Directive: Return each line containing "Pivot".

──────────

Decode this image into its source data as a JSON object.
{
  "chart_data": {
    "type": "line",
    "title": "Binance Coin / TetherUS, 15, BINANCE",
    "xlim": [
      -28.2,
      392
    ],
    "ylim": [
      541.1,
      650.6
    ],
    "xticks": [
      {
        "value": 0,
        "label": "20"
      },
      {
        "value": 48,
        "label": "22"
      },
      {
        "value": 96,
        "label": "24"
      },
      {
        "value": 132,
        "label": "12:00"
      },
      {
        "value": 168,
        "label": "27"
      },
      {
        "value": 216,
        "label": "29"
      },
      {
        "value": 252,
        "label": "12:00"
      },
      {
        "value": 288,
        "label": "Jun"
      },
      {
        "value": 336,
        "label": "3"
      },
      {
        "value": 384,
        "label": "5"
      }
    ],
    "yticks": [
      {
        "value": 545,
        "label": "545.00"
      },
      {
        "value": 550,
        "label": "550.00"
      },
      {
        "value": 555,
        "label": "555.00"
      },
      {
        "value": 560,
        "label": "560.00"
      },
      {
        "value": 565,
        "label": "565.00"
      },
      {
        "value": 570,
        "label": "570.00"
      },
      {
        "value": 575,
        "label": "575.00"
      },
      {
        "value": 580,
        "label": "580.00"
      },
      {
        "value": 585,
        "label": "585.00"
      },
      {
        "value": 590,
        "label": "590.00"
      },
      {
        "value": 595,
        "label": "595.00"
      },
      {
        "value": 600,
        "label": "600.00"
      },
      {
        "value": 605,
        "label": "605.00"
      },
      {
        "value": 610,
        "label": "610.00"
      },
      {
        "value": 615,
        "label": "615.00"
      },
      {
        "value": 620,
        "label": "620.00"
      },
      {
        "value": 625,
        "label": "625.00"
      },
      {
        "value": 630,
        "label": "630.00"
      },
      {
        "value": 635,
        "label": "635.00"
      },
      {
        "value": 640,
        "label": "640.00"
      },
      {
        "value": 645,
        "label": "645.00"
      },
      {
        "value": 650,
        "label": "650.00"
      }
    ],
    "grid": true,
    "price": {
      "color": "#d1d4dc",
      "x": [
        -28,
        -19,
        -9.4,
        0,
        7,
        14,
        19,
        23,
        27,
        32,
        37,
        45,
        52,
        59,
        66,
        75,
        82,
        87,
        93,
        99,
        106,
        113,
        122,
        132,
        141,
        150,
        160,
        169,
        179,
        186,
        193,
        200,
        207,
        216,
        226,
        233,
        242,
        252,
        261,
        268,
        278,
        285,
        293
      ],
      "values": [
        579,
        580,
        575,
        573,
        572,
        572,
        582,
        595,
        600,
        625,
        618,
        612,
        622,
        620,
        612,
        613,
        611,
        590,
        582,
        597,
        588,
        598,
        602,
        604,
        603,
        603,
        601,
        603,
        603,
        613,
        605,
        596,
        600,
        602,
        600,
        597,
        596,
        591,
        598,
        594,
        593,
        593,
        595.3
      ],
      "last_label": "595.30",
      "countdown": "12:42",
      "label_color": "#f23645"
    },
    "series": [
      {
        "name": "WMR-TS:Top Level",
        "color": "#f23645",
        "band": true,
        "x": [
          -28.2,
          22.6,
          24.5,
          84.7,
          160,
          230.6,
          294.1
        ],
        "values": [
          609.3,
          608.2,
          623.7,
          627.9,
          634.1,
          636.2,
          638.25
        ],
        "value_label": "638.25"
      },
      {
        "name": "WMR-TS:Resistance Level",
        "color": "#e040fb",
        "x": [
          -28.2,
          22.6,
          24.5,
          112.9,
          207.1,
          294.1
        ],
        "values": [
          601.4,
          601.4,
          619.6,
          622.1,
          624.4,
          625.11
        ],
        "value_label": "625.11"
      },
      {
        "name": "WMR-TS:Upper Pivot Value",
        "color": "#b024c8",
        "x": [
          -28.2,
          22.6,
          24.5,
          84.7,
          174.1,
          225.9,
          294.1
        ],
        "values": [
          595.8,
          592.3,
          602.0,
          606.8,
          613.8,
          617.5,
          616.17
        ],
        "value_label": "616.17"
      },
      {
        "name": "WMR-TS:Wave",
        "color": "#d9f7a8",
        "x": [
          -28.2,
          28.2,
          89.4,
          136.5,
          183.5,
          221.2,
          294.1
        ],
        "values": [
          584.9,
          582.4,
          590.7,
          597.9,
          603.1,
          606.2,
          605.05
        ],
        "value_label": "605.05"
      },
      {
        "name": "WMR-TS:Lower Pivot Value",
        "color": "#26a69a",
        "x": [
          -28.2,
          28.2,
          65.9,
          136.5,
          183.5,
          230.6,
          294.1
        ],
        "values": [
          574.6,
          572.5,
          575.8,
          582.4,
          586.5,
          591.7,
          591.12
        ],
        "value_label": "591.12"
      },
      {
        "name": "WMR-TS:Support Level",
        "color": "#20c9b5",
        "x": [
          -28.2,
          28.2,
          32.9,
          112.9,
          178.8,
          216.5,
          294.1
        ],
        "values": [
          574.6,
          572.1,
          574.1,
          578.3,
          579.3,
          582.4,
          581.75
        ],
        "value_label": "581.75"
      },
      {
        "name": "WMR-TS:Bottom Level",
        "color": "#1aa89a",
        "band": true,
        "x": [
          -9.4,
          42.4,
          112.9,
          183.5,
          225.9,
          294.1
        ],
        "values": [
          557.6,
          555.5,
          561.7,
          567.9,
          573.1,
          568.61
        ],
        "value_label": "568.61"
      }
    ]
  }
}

──────────

Solved problem:
        "name": "WMR-TS:Upper Pivot Value",
        "name": "WMR-TS:Lower Pivot Value",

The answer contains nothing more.